* BEGIN The input *

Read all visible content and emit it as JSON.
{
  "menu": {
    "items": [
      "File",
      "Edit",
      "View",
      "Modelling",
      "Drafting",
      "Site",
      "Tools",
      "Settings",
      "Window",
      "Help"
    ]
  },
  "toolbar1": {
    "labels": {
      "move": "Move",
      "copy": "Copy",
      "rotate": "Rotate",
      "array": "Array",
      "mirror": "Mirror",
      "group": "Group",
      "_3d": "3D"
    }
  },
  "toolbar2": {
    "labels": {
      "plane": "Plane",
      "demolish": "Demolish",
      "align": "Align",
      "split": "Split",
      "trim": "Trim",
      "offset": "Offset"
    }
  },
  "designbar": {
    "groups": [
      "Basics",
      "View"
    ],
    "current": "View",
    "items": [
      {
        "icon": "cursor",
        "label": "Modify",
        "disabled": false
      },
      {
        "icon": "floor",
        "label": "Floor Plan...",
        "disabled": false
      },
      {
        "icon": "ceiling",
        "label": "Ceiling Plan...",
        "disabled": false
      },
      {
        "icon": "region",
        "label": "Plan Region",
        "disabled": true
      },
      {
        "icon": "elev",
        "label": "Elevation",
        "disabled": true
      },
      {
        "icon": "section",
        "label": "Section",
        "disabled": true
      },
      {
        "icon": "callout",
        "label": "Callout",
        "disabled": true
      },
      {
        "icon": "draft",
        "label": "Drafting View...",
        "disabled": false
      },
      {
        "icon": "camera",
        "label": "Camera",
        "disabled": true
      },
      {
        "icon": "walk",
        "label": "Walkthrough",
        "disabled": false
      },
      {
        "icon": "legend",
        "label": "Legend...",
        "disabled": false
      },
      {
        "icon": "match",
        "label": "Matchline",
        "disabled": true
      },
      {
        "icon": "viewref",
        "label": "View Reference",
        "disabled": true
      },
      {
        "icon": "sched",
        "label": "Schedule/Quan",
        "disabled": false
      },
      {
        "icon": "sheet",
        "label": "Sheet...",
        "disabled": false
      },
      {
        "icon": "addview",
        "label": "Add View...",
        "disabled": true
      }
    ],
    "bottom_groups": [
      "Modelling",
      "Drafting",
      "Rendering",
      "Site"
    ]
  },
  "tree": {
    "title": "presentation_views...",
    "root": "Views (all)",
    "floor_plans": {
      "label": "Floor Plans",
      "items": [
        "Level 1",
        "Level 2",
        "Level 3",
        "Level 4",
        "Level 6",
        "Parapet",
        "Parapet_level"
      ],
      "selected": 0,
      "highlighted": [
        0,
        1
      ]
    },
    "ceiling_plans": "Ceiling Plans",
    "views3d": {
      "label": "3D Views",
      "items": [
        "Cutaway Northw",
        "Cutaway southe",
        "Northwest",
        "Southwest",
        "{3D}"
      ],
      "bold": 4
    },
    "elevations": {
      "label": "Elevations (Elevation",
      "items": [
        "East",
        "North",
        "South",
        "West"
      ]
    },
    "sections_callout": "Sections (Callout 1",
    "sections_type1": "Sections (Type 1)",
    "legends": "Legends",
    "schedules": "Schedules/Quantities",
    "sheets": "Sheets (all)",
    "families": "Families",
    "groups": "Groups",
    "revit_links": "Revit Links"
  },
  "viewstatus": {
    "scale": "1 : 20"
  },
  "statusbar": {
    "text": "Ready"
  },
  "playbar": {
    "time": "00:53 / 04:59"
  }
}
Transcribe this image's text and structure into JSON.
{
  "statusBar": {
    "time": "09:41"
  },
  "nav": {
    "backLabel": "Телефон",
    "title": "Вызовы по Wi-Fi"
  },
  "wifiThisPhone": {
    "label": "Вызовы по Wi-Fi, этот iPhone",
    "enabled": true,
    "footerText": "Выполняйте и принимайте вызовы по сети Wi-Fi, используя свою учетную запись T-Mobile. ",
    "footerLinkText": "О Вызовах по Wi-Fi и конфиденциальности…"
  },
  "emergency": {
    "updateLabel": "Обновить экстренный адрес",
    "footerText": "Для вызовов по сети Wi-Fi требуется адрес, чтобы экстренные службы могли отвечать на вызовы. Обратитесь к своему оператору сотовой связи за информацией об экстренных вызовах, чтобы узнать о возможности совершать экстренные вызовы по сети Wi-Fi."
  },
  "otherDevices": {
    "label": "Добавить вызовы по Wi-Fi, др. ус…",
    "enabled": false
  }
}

* END The input *

— Task to complete —
Repeat the listing in full, keeping every line exactly as it is.

— Correct answer —
Read all visible content and emit it as JSON.
{
  "menu": {
    "items": [
      "File",
      "Edit",
      "View",
      "Modelling",
      "Drafting",
      "Site",
      "Tools",
      "Settings",
      "Window",
      "Help"
    ]
  },
  "toolbar1": {
    "labels": {
      "move": "Move",
      "copy": "Copy",
      "rotate": "Rotate",
      "array": "Array",
      "mirror": "Mirror",
      "group": "Group",
      "_3d": "3D"
    }
  },
  "toolbar2": {
    "labels": {
      "plane": "Plane",
      "demolish": "Demolish",
      "align": "Align",
      "split": "Split",
      "trim": "Trim",
      "offset": "Offset"
    }
  },
  "designbar": {
    "groups": [
      "Basics",
      "View"
    ],
    "current": "View",
    "items": [
      {
        "icon": "cursor",
        "label": "Modify",
        "disabled": false
      },
      {
        "icon": "floor",
        "label": "Floor Plan...",
        "disabled": false
      },
      {
        "icon": "ceiling",
        "label": "Ceiling Plan...",
        "disabled": false
      },
      {
        "icon": "region",
        "label": "Plan Region",
        "disabled": true
      },
      {
        "icon": "elev",
        "label": "Elevation",
        "disabled": true
      },
      {
        "icon": "section",
        "label": "Section",
        "disabled": true
      },
      {
        "icon": "callout",
        "label": "Callout",
        "disabled": true
      },
      {
        "icon": "draft",
        "label": "Drafting View...",
        "disabled": false
      },
      {
        "icon": "camera",
        "label": "Camera",
        "disabled": true
      },
      {
        "icon": "walk",
        "label": "Walkthrough",
        "disabled": false
      },
      {
        "icon": "legend",
        "label": "Legend...",
        "disabled": false
      },
      {
        "icon": "match",
        "label": "Matchline",
        "disabled": true
      },
      {
        "icon": "viewref",
        "label": "View Reference",
        "disabled": true
      },
      {
        "icon": "sched",
        "label": "Schedule/Quan",
        "disabled": false
      },
      {
        "icon": "sheet",
        "label": "Sheet...",
        "disabled": false
      },
      {
        "icon": "addview",
        "label": "Add View...",
        "disabled": true
      }
    ],
    "bottom_groups": [
      "Modelling",
      "Drafting",
      "Rendering",
      "Site"
    ]
  },
  "tree": {
    "title": "presentation_views...",
    "root": "Views (all)",
    "floor_plans": {
      "label": "Floor Plans",
      "items": [
        "Level 1",
        "Level 2",
        "Level 3",
        "Level 4",
        "Level 6",
        "Parapet",
        "Parapet_level"
      ],
      "selected": 0,
      "highlighted": [
        0,
        1
      ]
    },
    "ceiling_plans": "Ceiling Plans",
    "views3d": {
      "label": "3D Views",
      "items": [
        "Cutaway Northw",
        "Cutaway southe",
        "Northwest",
        "Southwest",
        "{3D}"
      ],
      "bold": 4
    },
    "elevations": {
      "label": "Elevations (Elevation",
      "items": [
        "East",
        "North",
        "South",
        "West"
      ]
    },
    "sections_callout": "Sections (Callout 1",
    "sections_type1": "Sections (Type 1)",
    "legends": "Legends",
    "schedules": "Schedules/Quantities",
    "sheets": "Sheets (all)",
    "families": "Families",
    "groups": "Groups",
    "revit_links": "Revit Links"
  },
  "viewstatus": {
    "scale": "1 : 20"
  },
  "statusbar": {
    "text": "Ready"
  },
  "playbar": {
    "time": "00:53 / 04:59"
  }
}
Transcribe this image's text and structure into JSON.
{
  "statusBar": {
    "time": "09:41"
  },
  "nav": {
    "backLabel": "Телефон",
    "title": "Вызовы по Wi-Fi"
  },
  "wifiThisPhone": {
    "label": "Вызовы по Wi-Fi, этот iPhone",
    "enabled": true,
    "footerText": "Выполняйте и принимайте вызовы по сети Wi-Fi, используя свою учетную запись T-Mobile. ",
    "footerLinkText": "О Вызовах по Wi-Fi и конфиденциальности…"
  },
  "emergency": {
    "updateLabel": "Обновить экстренный адрес",
    "footerText": "Для вызовов по сети Wi-Fi требуется адрес, чтобы экстренные службы могли отвечать на вызовы. Обратитесь к своему оператору сотовой связи за информацией об экстренных вызовах, чтобы узнать о возможности совершать экстренные вызовы по сети Wi-Fi."
  },
  "otherDevices": {
    "label": "Добавить вызовы по Wi-Fi, др. ус…",
    "enabled": false
  }
}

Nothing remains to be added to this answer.